Job: All of the material below is to be returned exactly.

─── Provided data ───

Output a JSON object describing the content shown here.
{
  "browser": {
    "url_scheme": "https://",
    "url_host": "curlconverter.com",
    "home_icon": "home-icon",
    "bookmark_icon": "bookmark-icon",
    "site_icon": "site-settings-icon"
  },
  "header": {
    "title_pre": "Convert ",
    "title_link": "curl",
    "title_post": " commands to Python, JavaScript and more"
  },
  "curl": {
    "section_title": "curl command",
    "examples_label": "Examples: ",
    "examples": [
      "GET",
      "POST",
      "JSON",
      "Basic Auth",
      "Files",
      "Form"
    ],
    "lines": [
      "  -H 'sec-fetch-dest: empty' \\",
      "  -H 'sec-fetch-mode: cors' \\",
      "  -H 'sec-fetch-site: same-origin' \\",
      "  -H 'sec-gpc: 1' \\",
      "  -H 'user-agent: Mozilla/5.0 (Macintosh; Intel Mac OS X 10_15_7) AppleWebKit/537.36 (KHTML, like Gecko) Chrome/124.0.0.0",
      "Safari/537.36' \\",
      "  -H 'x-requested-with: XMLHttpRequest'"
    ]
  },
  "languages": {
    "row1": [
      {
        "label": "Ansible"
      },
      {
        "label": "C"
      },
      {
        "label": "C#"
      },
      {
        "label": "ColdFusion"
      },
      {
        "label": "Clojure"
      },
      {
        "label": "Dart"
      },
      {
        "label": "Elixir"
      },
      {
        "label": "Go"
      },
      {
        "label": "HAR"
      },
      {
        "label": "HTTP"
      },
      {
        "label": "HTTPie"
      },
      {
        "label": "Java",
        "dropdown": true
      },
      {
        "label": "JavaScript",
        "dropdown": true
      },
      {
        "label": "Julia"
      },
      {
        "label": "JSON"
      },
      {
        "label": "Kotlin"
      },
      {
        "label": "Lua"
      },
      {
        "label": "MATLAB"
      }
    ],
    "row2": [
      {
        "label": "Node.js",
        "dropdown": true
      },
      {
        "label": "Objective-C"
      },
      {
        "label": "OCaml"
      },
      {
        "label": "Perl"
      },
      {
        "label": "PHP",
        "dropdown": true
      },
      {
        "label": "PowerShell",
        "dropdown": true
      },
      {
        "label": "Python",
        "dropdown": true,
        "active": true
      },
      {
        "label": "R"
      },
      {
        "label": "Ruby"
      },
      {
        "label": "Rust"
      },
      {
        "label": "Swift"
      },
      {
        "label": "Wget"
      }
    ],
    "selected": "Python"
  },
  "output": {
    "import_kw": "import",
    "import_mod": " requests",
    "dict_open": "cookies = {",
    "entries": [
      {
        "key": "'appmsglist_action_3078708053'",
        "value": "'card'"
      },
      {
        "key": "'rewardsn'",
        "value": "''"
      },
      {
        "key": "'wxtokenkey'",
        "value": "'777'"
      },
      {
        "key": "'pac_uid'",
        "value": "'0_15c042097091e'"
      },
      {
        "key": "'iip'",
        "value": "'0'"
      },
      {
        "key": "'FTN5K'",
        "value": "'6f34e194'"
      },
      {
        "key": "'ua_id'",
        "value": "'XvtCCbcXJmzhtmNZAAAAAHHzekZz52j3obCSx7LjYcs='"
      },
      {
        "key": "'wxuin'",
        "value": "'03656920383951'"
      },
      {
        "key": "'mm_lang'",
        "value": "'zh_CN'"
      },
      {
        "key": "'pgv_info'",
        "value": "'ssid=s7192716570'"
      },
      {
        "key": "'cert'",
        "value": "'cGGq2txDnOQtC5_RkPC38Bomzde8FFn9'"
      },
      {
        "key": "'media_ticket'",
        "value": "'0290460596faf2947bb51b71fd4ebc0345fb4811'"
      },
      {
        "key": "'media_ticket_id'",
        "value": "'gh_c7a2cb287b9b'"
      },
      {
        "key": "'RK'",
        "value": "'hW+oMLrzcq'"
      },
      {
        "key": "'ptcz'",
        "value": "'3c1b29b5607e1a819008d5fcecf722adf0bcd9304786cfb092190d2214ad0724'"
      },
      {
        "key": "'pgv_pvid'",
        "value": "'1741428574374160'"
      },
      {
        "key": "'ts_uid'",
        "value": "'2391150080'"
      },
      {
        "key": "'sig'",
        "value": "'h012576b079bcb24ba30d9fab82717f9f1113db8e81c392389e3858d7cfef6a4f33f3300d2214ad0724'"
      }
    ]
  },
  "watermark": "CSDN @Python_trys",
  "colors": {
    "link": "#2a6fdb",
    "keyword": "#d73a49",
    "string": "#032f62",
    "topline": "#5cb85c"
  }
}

───

Correct response:
Output a JSON object describing the content shown here.
{
  "browser": {
    "url_scheme": "https://",
    "url_host": "curlconverter.com",
    "home_icon": "home-icon",
    "bookmark_icon": "bookmark-icon",
    "site_icon": "site-settings-icon"
  },
  "header": {
    "title_pre": "Convert ",
    "title_link": "curl",
    "title_post": " commands to Python, JavaScript and more"
  },
  "curl": {
    "section_title": "curl command",
    "examples_label": "Examples: ",
    "examples": [
      "GET",
      "POST",
      "JSON",
      "Basic Auth",
      "Files",
      "Form"
    ],
    "lines": [
      "  -H 'sec-fetch-dest: empty' \\",
      "  -H 'sec-fetch-mode: cors' \\",
      "  -H 'sec-fetch-site: same-origin' \\",
      "  -H 'sec-gpc: 1' \\",
      "  -H 'user-agent: Mozilla/5.0 (Macintosh; Intel Mac OS X 10_15_7) AppleWebKit/537.36 (KHTML, like Gecko) Chrome/124.0.0.0",
      "Safari/537.36' \\",
      "  -H 'x-requested-with: XMLHttpRequest'"
    ]
  },
  "languages": {
    "row1": [
      {
        "label": "Ansible"
      },
      {
        "label": "C"
      },
      {
        "label": "C#"
      },
      {
        "label": "ColdFusion"
      },
      {
        "label": "Clojure"
      },
      {
        "label": "Dart"
      },
      {
        "label": "Elixir"
      },
      {
        "label": "Go"
      },
      {
        "label": "HAR"
      },
      {
        "label": "HTTP"
      },
      {
        "label": "HTTPie"
      },
      {
        "label": "Java",
        "dropdown": true
      },
      {
        "label": "JavaScript",
        "dropdown": true
      },
      {
        "label": "Julia"
      },
      {
        "label": "JSON"
      },
      {
        "label": "Kotlin"
      },
      {
        "label": "Lua"
      },
      {
        "label": "MATLAB"
      }
    ],
    "row2": [
      {
        "label": "Node.js",
        "dropdown": true
      },
      {
        "label": "Objective-C"
      },
      {
        "label": "OCaml"
      },
      {
        "label": "Perl"
      },
      {
        "label": "PHP",
        "dropdown": true
      },
      {
        "label": "PowerShell",
        "dropdown": true
      },
      {
        "label": "Python",
        "dropdown": true,
        "active": true
      },
      {
        "label": "R"
      },
      {
        "label": "Ruby"
      },
      {
        "label": "Rust"
      },
      {
        "label": "Swift"
      },
      {
        "label": "Wget"
      }
    ],
    "selected": "Python"
  },
  "output": {
    "import_kw": "import",
    "import_mod": " requests",
    "dict_open": "cookies = {",
    "entries": [
      {
        "key": "'appmsglist_action_3078708053'",
        "value": "'card'"
      },
      {
        "key": "'rewardsn'",
        "value": "''"
      },
      {
        "key": "'wxtokenkey'",
        "value": "'777'"
      },
      {
        "key": "'pac_uid'",
        "value": "'0_15c042097091e'"
      },
      {
        "key": "'iip'",
        "value": "'0'"
      },
      {
        "key": "'FTN5K'",
        "value": "'6f34e194'"
      },
      {
        "key": "'ua_id'",
        "value": "'XvtCCbcXJmzhtmNZAAAAAHHzekZz52j3obCSx7LjYcs='"
      },
      {
        "key": "'wxuin'",
        "value": "'03656920383951'"
      },
      {
        "key": "'mm_lang'",
        "value": "'zh_CN'"
      },
      {
        "key": "'pgv_info'",
        "value": "'ssid=s7192716570'"
      },
      {
        "key": "'cert'",
        "value": "'cGGq2txDnOQtC5_RkPC38Bomzde8FFn9'"
      },
      {
        "key": "'media_ticket'",
        "value": "'0290460596faf2947bb51b71fd4ebc0345fb4811'"
      },
      {
        "key": "'media_ticket_id'",
        "value": "'gh_c7a2cb287b9b'"
      },
      {
        "key": "'RK'",
        "value": "'hW+oMLrzcq'"
      },
      {
        "key": "'ptcz'",
        "value": "'3c1b29b5607e1a819008d5fcecf722adf0bcd9304786cfb092190d2214ad0724'"
      },
      {
        "key": "'pgv_pvid'",
        "value": "'1741428574374160'"
      },
      {
        "key": "'ts_uid'",
        "value": "'2391150080'"
      },
      {
        "key": "'sig'",
        "value": "'h012576b079bcb24ba30d9fab82717f9f1113db8e81c392389e3858d7cfef6a4f33f3300d2214ad0724'"
      }
    ]
  },
  "watermark": "CSDN @Python_trys",
  "colors": {
    "link": "#2a6fdb",
    "keyword": "#d73a49",
    "string": "#032f62",
    "topline": "#5cb85c"
  }
}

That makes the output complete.